**Written problem:**
Repeat, line for line, the entries printed below.

**Task input:**
===============

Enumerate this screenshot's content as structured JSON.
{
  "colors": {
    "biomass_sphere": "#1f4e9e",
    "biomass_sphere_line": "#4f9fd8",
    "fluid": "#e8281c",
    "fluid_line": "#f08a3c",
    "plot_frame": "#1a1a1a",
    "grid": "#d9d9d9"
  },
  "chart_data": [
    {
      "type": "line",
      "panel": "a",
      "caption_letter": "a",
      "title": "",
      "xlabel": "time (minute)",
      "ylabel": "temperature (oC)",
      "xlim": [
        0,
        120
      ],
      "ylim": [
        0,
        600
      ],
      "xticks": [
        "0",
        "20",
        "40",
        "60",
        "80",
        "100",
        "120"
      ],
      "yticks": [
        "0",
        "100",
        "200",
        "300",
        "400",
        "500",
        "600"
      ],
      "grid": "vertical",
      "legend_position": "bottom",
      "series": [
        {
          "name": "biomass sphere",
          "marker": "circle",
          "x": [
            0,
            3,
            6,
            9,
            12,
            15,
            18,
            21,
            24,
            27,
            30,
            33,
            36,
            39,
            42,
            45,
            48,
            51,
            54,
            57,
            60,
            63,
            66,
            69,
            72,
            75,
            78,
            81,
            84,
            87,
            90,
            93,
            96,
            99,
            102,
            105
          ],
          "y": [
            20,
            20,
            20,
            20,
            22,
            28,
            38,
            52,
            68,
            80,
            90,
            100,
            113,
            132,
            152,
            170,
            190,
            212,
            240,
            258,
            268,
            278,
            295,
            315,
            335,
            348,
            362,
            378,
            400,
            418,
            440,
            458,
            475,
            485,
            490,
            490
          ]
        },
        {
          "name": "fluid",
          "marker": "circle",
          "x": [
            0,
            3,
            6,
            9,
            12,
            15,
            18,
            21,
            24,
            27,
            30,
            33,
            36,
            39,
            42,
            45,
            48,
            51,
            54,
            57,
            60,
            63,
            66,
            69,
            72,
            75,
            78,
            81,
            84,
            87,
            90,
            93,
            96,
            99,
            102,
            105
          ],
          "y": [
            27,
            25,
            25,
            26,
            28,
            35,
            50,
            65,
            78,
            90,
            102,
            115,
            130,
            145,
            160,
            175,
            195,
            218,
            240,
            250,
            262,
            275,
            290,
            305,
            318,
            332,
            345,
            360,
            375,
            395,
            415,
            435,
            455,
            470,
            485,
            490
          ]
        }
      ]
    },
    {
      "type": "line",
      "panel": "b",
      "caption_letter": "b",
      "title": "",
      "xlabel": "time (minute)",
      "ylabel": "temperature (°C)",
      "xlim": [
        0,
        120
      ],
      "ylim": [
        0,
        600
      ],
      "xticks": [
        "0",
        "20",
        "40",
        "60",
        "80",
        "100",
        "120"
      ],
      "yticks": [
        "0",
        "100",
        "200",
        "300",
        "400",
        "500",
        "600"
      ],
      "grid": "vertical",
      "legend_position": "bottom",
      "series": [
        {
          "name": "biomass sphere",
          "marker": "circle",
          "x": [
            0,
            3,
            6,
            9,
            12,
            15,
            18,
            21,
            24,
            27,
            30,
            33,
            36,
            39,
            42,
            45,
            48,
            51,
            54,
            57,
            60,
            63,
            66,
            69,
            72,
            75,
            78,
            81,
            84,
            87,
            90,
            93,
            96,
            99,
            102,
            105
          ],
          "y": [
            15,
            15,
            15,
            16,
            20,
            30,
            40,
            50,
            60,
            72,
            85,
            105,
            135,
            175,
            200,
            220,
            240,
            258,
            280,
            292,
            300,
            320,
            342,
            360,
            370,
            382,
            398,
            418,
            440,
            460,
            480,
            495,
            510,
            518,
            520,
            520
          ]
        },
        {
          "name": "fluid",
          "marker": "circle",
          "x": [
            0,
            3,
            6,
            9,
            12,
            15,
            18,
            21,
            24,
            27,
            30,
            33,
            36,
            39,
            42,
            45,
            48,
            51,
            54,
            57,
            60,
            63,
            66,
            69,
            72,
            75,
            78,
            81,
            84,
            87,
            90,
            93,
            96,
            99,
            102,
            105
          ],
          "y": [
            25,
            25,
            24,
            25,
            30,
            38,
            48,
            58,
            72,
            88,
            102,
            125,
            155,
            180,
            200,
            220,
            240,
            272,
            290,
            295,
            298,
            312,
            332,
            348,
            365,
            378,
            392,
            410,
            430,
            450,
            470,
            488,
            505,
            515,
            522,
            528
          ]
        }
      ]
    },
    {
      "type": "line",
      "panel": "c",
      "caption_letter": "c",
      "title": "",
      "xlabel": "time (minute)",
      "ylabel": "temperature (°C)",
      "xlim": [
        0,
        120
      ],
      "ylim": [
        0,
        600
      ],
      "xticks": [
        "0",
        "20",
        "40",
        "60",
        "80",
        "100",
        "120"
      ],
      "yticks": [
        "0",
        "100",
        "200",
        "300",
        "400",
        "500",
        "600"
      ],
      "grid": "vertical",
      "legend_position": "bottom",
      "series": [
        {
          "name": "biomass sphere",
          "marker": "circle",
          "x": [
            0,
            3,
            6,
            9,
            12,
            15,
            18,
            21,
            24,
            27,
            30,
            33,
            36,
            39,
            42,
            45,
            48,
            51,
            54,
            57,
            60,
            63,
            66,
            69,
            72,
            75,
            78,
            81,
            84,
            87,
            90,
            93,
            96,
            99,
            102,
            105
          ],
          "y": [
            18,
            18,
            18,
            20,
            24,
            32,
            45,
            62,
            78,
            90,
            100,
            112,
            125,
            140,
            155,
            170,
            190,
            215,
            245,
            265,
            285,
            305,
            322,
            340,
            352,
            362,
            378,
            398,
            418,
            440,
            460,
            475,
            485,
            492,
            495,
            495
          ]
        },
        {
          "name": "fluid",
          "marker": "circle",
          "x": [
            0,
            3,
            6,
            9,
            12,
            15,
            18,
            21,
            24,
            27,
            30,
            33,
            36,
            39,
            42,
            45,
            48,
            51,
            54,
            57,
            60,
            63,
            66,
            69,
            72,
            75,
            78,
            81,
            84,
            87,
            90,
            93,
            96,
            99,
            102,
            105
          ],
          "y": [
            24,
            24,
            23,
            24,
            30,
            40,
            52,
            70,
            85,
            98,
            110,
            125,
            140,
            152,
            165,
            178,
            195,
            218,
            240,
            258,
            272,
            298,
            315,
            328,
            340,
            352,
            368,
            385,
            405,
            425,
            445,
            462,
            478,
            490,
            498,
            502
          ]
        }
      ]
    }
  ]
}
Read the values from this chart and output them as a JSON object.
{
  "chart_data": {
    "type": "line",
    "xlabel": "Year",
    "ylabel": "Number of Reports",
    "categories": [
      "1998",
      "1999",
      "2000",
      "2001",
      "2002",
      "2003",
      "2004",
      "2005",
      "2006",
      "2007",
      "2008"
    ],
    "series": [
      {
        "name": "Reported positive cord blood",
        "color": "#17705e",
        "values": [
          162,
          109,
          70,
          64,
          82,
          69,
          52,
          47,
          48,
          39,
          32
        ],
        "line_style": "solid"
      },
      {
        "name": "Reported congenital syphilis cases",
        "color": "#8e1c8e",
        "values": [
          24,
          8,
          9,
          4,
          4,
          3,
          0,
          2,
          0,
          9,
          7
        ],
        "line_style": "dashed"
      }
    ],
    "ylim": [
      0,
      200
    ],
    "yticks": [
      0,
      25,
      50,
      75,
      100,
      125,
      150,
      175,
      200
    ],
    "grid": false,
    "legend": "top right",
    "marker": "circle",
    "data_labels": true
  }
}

===============

**Answer to this exercise:**
Enumerate this screenshot's content as structured JSON.
{
  "colors": {
    "biomass_sphere": "#1f4e9e",
    "biomass_sphere_line": "#4f9fd8",
    "fluid": "#e8281c",
    "fluid_line": "#f08a3c",
    "plot_frame": "#1a1a1a",
    "grid": "#d9d9d9"
  },
  "chart_data": [
    {
      "type": "line",
      "panel": "a",
      "caption_letter": "a",
      "title": "",
      "xlabel": "time (minute)",
      "ylabel": "temperature (oC)",
      "xlim": [
        0,
        120
      ],
      "ylim": [
        0,
        600
      ],
      "xticks": [
        "0",
        "20",
        "40",
        "60",
        "80",
        "100",
        "120"
      ],
      "yticks": [
        "0",
        "100",
        "200",
        "300",
        "400",
        "500",
        "600"
      ],
      "grid": "vertical",
      "legend_position": "bottom",
      "series": [
        {
          "name": "biomass sphere",
          "marker": "circle",
          "x": [
            0,
            3,
            6,
            9,
            12,
            15,
            18,
            21,
            24,
            27,
            30,
            33,
            36,
            39,
            42,
            45,
            48,
            51,
            54,
            57,
            60,
            63,
            66,
            69,
            72,
            75,
            78,
            81,
            84,
            87,
            90,
            93,
            96,
            99,
            102,
            105
          ],
          "y": [
            20,
            20,
            20,
            20,
            22,
            28,
            38,
            52,
            68,
            80,
            90,
            100,
            113,
            132,
            152,
            170,
            190,
            212,
            240,
            258,
            268,
            278,
            295,
            315,
            335,
            348,
            362,
            378,
            400,
            418,
            440,
            458,
            475,
            485,
            490,
            490
          ]
        },
        {
          "name": "fluid",
          "marker": "circle",
          "x": [
            0,
            3,
            6,
            9,
            12,
            15,
            18,
            21,
            24,
            27,
            30,
            33,
            36,
            39,
            42,
            45,
            48,
            51,
            54,
            57,
            60,
            63,
            66,
            69,
            72,
            75,
            78,
            81,
            84,
            87,
            90,
            93,
            96,
            99,
            102,
            105
          ],
          "y": [
            27,
            25,
            25,
            26,
            28,
            35,
            50,
            65,
            78,
            90,
            102,
            115,
            130,
            145,
            160,
            175,
            195,
            218,
            240,
            250,
            262,
            275,
            290,
            305,
            318,
            332,
            345,
            360,
            375,
            395,
            415,
            435,
            455,
            470,
            485,
            490
          ]
        }
      ]
    },
    {
      "type": "line",
      "panel": "b",
      "caption_letter": "b",
      "title": "",
      "xlabel": "time (minute)",
      "ylabel": "temperature (°C)",
      "xlim": [
        0,
        120
      ],
      "ylim": [
        0,
        600
      ],
      "xticks": [
        "0",
        "20",
        "40",
        "60",
        "80",
        "100",
        "120"
      ],
      "yticks": [
        "0",
        "100",
        "200",
        "300",
        "400",
        "500",
        "600"
      ],
      "grid": "vertical",
      "legend_position": "bottom",
      "series": [
        {
          "name": "biomass sphere",
          "marker": "circle",
          "x": [
            0,
            3,
            6,
            9,
            12,
            15,
            18,
            21,
            24,
            27,
            30,
            33,
            36,
            39,
            42,
            45,
            48,
            51,
            54,
            57,
            60,
            63,
            66,
            69,
            72,
            75,
            78,
            81,
            84,
            87,
            90,
            93,
            96,
            99,
            102,
            105
          ],
          "y": [
            15,
            15,
            15,
            16,
            20,
            30,
            40,
            50,
            60,
            72,
            85,
            105,
            135,
            175,
            200,
            220,
            240,
            258,
            280,
            292,
            300,
            320,
            342,
            360,
            370,
            382,
            398,
            418,
            440,
            460,
            480,
            495,
            510,
            518,
            520,
            520
          ]
        },
        {
          "name": "fluid",
          "marker": "circle",
          "x": [
            0,
            3,
            6,
            9,
            12,
            15,
            18,
            21,
            24,
            27,
            30,
            33,
            36,
            39,
            42,
            45,
            48,
            51,
            54,
            57,
            60,
            63,
            66,
            69,
            72,
            75,
            78,
            81,
            84,
            87,
            90,
            93,
            96,
            99,
            102,
            105
          ],
          "y": [
            25,
            25,
            24,
            25,
            30,
            38,
            48,
            58,
            72,
            88,
            102,
            125,
            155,
            180,
            200,
            220,
            240,
            272,
            290,
            295,
            298,
            312,
            332,
            348,
            365,
            378,
            392,
            410,
            430,
            450,
            470,
            488,
            505,
            515,
            522,
            528
          ]
        }
      ]
    },
    {
      "type": "line",
      "panel": "c",
      "caption_letter": "c",
      "title": "",
      "xlabel": "time (minute)",
      "ylabel": "temperature (°C)",
      "xlim": [
        0,
        120
      ],
      "ylim": [
        0,
        600
      ],
      "xticks": [
        "0",
        "20",
        "40",
        "60",
        "80",
        "100",
        "120"
      ],
      "yticks": [
        "0",
        "100",
        "200",
        "300",
        "400",
        "500",
        "600"
      ],
      "grid": "vertical",
      "legend_position": "bottom",
      "series": [
        {
          "name": "biomass sphere",
          "marker": "circle",
          "x": [
            0,
            3,
            6,
            9,
            12,
            15,
            18,
            21,
            24,
            27,
            30,
            33,
            36,
            39,
            42,
            45,
            48,
            51,
            54,
            57,
            60,
            63,
            66,
            69,
            72,
            75,
            78,
            81,
            84,
            87,
            90,
            93,
            96,
            99,
            102,
            105
          ],
          "y": [
            18,
            18,
            18,
            20,
            24,
            32,
            45,
            62,
            78,
            90,
            100,
            112,
            125,
            140,
            155,
            170,
            190,
            215,
            245,
            265,
            285,
            305,
            322,
            340,
            352,
            362,
            378,
            398,
            418,
            440,
            460,
            475,
            485,
            492,
            495,
            495
          ]
        },
        {
          "name": "fluid",
          "marker": "circle",
          "x": [
            0,
            3,
            6,
            9,
            12,
            15,
            18,
            21,
            24,
            27,
            30,
            33,
            36,
            39,
            42,
            45,
            48,
            51,
            54,
            57,
            60,
            63,
            66,
            69,
            72,
            75,
            78,
            81,
            84,
            87,
            90,
            93,
            96,
            99,
            102,
            105
          ],
          "y": [
            24,
            24,
            23,
            24,
            30,
            40,
            52,
            70,
            85,
            98,
            110,
            125,
            140,
            152,
            165,
            178,
            195,
            218,
            240,
            258,
            272,
            298,
            315,
            328,
            340,
            352,
            368,
            385,
            405,
            425,
            445,
            462,
            478,
            490,
            498,
            502
          ]
        }
      ]
    }
  ]
}
Read the values from this chart and output them as a JSON object.
{
  "chart_data": {
    "type": "line",
    "xlabel": "Year",
    "ylabel": "Number of Reports",
    "categories": [
      "1998",
      "1999",
      "2000",
      "2001",
      "2002",
      "2003",
      "2004",
      "2005",
      "2006",
      "2007",
      "2008"
    ],
    "series": [
      {
        "name": "Reported positive cord blood",
        "color": "#17705e",
        "values": [
          162,
          109,
          70,
          64,
          82,
          69,
          52,
          47,
          48,
          39,
          32
        ],
        "line_style": "solid"
      },
      {
        "name": "Reported congenital syphilis cases",
        "color": "#8e1c8e",
        "values": [
          24,
          8,
          9,
          4,
          4,
          3,
          0,
          2,
          0,
          9,
          7
        ],
        "line_style": "dashed"
      }
    ],
    "ylim": [
      0,
      200
    ],
    "yticks": [
      0,
      25,
      50,
      75,
      100,
      125,
      150,
      175,
      200
    ],
    "grid": false,
    "legend": "top right",
    "marker": "circle",
    "data_labels": true
  }
}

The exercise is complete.